[DOCUMENT TEXT]:
================

Then ran refresh policy static-to-ospf

 

It works perfectly.  Tested with our two VPN clients one off of each network.  Forcefully disabled a port to the DR providers router in our HQ and the VPN clients were still able to access the DR provider via our core, out or wan to another office where our DR provider has a secondary.

All is working well.

Keith9
Contributor III

Ok that works, on the other side the vendor had to do something quick to their end and now I’m advertising this static throughout our network and to the DR vendor.  On this test VPN i can access the DR site.

entry rule1{
        if match any {
        nlri 192.168.56.0/24 ;
        }
        then {
        permit ;
        }
        }
 

 

Now I want to add in our current production VPN.  Would it be as easy as putting a second nlri under that existing, or would I have to make a whole new rule.

Example 1

entry rule1{
        if match any {
        nlri 192.168.56.0/24 ;
        nlri 192.168.55.0/24;
        }
        then {
        permit ;
        }
        }
 

Or make a whole new rule in static-to-ospf.pol ?

Example 2

entry rule1{
        if match any {
        nlri 192.168.56.0/24 ;
        }
        then {
        permit ;
        }
        }
entry rule2{
        if match any {
        nlri 192.168.55.0/24 ;
        }
        then {
        permit ;
        }
        }
 

Keith9
Contributor III

Ok trying with the test…

Fist attempt, I’m just trying exactly whats in the kb article linked…

vi static-to-ospf.pol

entry rule1{
        if match any {
        nlri 192.168.56.0/24 ;
        }
        then {
        permit ;
        }
        }
 

enable ospf export static static-to-ospf

 

In another exos switch I see the route and its pointed out its wan interface that takes us back to the core
#o1  192.168.56.0/24

 

However the laptop i have in this network, 192.168.56.0/24 still cannot reach the vendor.  The one thing I see is the vendor is in ospf area 10 in HQ and ospf area 20 in our secondary office (yes we have two paths to the DR vendor, using their supplied Cisco routers connected to CenturyLink).

 

So before I toy around with the production route, I just want to get this test route in.  I’ve submitted my findings to the vendor.  They are an ace in the hole when it comes to cisco routing, so I’ll have to see if they have any tips with Extreme exos routing.

Keith9
Contributor III

I have two vpn firewalls, 192.168.55.0/24 to 10.1.0.97 (production) and 192.168.56.0/24 to 10.1.0.120 (test).   So i’ll try with test first!

================

[DATASET ROWS]:
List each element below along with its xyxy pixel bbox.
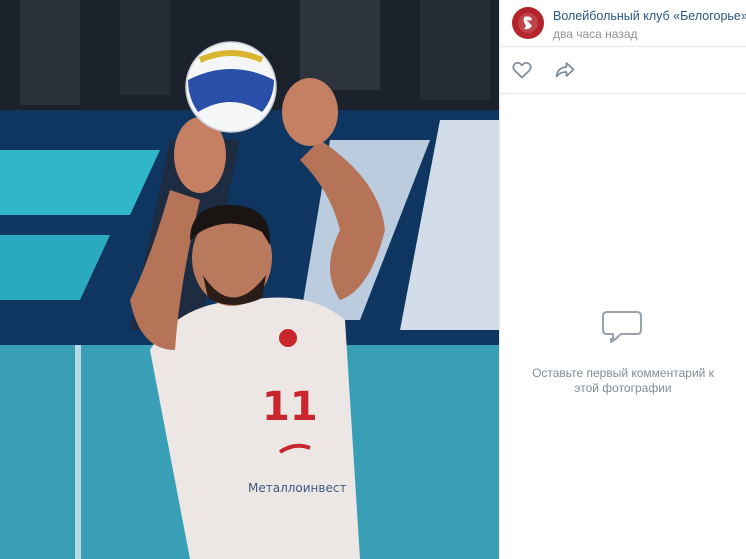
group-name-link[interactable]: Волейбольный клуб «Белогорье» [553, 9, 746, 23]
post-actions [500, 47, 746, 94]
volleyball-photo: 11 Металлоинвест [0, 0, 499, 559]
post-header: Волейбольный клуб «Белогорье» два часа н… [500, 0, 746, 47]
jersey-number: 11 [262, 384, 318, 430]
like-button[interactable] [511, 59, 533, 81]
club-logo-icon [518, 13, 538, 33]
comment-bubbles-icon [601, 308, 645, 352]
sponsor-logo-text: Металлоинвест [248, 481, 346, 495]
empty-comments-text: Оставьте первый комментарий к этой фотог… [532, 366, 714, 395]
comments-empty-state: Оставьте первый комментарий к этой фотог… [500, 308, 746, 396]
avatar[interactable] [512, 7, 544, 39]
post-timestamp[interactable]: два часа назад [553, 28, 746, 40]
post-sidebar: Волейбольный клуб «Белогорье» два часа н… [499, 0, 746, 559]
photo-viewer[interactable]: 11 Металлоинвест [0, 0, 499, 559]
share-arrow-icon [555, 62, 575, 78]
share-button[interactable] [554, 59, 576, 81]
heart-icon [512, 61, 532, 79]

================

[TASK INSTRUCTIONS]:
A: In the forum thread about exporting static routes into OSPF above, duplicate the passage from "Ok that works, on" to "the DR site." word for word.
B: In the forum thread about exporting static routes into OSPF, which OSPF area is the DR vendor in at the secondary office?

[LIST OF SOLUTIONS]:
A:
Ok that works, on the other side the vendor had to do something quick to their end and now I’m advertising this static throughout our network and to the DR vendor.  On this test VPN i can access the DR site.

B: Area 20.